RECORDS TO USE start
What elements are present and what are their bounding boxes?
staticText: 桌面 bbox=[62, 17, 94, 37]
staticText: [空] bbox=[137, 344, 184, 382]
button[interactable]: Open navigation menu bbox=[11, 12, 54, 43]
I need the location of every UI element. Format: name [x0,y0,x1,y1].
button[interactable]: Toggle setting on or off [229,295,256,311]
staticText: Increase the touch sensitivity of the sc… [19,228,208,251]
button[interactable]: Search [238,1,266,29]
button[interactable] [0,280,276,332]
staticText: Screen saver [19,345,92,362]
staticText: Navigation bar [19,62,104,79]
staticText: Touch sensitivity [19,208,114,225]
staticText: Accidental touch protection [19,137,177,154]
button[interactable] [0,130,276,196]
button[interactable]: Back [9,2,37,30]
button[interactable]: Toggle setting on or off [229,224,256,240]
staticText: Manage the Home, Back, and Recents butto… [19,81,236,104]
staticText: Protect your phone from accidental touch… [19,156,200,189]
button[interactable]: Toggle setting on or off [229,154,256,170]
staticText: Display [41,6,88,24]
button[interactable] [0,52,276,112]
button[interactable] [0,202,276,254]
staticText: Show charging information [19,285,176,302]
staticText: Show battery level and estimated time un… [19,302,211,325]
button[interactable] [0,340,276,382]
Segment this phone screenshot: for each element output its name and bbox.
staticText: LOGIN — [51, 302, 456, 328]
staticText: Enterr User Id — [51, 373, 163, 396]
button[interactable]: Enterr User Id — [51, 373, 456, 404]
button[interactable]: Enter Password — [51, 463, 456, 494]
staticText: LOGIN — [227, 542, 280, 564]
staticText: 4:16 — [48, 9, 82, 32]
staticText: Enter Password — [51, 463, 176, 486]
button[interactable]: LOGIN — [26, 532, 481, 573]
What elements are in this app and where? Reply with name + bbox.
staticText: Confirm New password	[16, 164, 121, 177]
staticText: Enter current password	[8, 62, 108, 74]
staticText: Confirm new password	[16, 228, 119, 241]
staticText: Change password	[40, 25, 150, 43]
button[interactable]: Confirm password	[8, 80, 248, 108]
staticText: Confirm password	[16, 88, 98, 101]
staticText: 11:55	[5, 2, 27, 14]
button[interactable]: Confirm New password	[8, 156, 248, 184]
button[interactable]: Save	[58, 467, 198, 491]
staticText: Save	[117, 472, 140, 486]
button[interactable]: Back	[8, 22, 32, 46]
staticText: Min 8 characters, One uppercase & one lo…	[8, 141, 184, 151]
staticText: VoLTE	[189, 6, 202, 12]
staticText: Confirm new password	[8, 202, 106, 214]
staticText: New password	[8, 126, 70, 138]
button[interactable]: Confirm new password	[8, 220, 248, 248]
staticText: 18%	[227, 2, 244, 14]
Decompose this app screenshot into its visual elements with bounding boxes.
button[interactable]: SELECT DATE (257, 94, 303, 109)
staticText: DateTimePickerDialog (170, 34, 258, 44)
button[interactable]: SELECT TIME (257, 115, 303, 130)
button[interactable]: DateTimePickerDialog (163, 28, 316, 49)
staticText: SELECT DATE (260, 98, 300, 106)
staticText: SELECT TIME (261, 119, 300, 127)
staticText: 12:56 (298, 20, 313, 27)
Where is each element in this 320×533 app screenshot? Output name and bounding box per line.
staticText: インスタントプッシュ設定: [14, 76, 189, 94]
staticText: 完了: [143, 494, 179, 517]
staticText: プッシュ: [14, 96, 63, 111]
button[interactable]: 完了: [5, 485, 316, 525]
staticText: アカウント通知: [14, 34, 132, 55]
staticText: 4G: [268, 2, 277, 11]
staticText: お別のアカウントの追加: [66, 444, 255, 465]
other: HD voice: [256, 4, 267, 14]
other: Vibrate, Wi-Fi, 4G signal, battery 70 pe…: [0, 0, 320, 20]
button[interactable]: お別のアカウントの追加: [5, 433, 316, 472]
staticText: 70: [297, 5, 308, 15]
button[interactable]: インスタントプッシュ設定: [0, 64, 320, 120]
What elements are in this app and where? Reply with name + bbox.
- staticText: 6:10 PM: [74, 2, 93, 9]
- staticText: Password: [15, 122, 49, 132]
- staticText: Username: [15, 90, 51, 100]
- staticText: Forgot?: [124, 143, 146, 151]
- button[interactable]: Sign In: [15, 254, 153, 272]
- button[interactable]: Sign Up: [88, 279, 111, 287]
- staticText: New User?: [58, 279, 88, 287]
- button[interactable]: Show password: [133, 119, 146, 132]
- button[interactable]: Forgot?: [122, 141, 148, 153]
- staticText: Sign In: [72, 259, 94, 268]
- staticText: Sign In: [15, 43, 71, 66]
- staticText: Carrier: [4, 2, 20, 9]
RECORDS TO USE end
### PROBLEM
Starting at the first line of the entries and ending with the line containing "staticText: Navigation bar [19,62,104,79]", give those lines again with "Screen saver" switched to "Lock screen" and nothing else changed.

### RESPONSE FOR THIS EXERCISE
What elements are present and what are their bounding boxes?
staticText: 桌面 bbox=[62, 17, 94, 37]
staticText: [空] bbox=[137, 344, 184, 382]
button[interactable]: Open navigation menu bbox=[11, 12, 54, 43]
I need the location of every UI element. Format: name [x0,y0,x1,y1].
button[interactable]: Toggle setting on or off [229,295,256,311]
staticText: Increase the touch sensitivity of the sc… [19,228,208,251]
button[interactable]: Search [238,1,266,29]
button[interactable] [0,280,276,332]
staticText: Lock screen [19,345,92,362]
staticText: Navigation bar [19,62,104,79]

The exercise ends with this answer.